___ Material
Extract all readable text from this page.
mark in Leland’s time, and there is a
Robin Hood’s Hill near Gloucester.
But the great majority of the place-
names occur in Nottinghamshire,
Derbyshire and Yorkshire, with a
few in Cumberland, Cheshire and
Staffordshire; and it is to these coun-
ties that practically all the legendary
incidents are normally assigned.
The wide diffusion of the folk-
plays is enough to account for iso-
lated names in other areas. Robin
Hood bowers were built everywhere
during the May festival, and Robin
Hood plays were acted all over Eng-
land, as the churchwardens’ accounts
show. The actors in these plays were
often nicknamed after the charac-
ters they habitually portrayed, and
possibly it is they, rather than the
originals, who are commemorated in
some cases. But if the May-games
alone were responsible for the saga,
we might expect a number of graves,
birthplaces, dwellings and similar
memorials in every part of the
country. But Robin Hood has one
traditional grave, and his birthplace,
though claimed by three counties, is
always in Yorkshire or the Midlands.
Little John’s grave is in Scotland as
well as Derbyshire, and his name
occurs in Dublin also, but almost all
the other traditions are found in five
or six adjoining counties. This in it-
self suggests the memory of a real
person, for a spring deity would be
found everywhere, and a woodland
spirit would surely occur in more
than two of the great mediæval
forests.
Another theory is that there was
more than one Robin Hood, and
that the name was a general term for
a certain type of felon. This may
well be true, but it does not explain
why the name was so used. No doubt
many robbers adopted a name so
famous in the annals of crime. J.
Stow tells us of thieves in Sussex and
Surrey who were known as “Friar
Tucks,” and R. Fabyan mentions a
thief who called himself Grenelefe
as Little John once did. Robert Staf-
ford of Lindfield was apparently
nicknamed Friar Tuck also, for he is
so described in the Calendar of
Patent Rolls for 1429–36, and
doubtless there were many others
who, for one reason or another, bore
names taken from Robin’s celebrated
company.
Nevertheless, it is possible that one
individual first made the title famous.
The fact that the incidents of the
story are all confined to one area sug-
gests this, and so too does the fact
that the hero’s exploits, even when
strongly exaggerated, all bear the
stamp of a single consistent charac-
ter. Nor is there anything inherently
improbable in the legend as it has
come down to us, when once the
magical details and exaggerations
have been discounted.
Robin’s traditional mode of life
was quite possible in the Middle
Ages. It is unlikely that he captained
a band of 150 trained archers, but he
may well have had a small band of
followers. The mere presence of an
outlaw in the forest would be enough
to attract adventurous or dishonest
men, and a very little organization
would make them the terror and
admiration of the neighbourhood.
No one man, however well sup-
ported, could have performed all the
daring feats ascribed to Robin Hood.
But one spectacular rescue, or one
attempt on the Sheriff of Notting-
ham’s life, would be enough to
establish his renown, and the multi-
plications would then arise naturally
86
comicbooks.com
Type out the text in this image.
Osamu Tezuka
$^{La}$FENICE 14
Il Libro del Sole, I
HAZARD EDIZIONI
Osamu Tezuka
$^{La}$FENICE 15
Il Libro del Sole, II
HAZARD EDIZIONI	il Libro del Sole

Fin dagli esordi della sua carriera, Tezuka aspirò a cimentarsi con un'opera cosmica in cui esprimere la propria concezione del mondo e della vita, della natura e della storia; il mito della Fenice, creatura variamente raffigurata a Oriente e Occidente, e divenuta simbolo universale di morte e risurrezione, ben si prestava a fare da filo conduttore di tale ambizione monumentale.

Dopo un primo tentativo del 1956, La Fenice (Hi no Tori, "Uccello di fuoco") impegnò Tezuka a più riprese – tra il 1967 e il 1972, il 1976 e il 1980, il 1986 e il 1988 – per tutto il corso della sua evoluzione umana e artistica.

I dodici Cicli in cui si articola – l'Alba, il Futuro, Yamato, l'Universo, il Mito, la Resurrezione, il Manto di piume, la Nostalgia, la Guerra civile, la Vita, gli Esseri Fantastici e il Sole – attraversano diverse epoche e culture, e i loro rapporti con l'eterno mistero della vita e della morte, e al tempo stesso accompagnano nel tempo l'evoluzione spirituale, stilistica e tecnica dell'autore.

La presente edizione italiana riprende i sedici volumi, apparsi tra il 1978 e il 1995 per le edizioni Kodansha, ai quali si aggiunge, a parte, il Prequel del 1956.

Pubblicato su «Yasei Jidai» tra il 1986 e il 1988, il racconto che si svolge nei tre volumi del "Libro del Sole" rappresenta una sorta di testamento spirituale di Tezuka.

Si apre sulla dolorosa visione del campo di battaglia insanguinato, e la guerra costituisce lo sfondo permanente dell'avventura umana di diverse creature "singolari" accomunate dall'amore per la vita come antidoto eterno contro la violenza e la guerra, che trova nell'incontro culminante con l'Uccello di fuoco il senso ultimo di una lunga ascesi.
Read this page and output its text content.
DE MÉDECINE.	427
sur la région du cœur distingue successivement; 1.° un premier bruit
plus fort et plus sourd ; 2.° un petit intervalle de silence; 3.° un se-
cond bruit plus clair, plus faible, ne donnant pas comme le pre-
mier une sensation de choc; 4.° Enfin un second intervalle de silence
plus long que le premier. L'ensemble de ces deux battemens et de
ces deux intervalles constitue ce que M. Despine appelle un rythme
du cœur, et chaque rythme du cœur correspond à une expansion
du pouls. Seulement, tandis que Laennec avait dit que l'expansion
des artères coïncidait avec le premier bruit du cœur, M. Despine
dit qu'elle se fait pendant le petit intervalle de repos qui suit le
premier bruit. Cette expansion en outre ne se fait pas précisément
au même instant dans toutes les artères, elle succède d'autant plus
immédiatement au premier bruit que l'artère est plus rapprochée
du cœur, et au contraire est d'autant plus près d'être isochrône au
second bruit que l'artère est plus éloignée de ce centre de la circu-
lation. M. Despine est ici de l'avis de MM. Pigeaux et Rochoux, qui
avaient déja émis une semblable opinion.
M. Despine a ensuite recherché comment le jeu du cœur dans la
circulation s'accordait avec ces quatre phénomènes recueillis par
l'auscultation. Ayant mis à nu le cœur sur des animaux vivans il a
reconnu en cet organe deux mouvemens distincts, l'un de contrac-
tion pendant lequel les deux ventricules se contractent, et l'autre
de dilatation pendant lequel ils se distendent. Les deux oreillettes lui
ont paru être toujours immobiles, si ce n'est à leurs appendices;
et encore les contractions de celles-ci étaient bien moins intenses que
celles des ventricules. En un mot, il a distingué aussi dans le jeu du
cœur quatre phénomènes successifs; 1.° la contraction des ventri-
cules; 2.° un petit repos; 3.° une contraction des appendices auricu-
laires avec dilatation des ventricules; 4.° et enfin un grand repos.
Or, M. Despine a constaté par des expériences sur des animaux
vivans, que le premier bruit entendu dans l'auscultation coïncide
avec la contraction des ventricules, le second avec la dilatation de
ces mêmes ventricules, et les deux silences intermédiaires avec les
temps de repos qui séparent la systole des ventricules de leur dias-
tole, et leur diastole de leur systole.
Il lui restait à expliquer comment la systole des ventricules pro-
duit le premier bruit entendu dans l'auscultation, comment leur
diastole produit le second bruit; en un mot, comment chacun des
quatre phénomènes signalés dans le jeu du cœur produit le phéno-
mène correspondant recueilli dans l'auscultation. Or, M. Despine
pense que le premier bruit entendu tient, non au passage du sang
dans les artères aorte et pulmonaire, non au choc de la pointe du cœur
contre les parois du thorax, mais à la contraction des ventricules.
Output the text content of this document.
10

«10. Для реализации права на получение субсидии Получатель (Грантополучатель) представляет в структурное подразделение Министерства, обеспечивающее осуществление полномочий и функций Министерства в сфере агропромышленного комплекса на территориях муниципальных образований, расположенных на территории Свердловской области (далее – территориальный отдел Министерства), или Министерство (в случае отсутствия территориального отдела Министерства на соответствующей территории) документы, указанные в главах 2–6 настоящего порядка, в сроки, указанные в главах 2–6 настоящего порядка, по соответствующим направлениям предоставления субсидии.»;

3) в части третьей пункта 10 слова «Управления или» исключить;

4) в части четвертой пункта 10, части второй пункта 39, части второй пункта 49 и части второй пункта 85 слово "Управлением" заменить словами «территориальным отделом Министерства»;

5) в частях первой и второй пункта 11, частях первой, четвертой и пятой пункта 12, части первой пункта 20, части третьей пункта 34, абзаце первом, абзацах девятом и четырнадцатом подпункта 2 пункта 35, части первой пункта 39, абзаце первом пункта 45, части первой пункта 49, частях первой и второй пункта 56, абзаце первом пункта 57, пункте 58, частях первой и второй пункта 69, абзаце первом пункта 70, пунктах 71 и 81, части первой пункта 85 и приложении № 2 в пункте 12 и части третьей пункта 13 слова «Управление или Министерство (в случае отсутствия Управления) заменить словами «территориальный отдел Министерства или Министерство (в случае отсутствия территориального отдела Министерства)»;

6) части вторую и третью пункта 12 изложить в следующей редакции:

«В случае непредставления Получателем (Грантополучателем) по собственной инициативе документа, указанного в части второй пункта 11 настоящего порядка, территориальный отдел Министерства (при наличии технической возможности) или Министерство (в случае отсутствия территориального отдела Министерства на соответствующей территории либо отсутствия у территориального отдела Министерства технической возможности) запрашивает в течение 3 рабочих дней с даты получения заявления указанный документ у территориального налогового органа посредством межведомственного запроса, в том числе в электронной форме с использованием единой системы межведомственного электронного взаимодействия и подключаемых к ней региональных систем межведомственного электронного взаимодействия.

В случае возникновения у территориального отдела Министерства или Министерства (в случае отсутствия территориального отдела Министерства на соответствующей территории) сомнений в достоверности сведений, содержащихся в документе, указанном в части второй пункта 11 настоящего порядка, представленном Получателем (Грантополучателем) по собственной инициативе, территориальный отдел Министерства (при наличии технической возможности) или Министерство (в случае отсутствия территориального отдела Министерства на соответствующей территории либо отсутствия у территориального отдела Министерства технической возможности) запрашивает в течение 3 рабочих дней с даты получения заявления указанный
______
Stated task. Find the word "quatre" in the material, then list each line that holds it.

Exercise answer.
circulation s'accordait avec ces quatre phénomènes recueillis par
cœur quatre phénomènes successifs; 1.° la contraction des ventri-
quatre phénomènes signalés dans le jeu du cœur produit le phéno-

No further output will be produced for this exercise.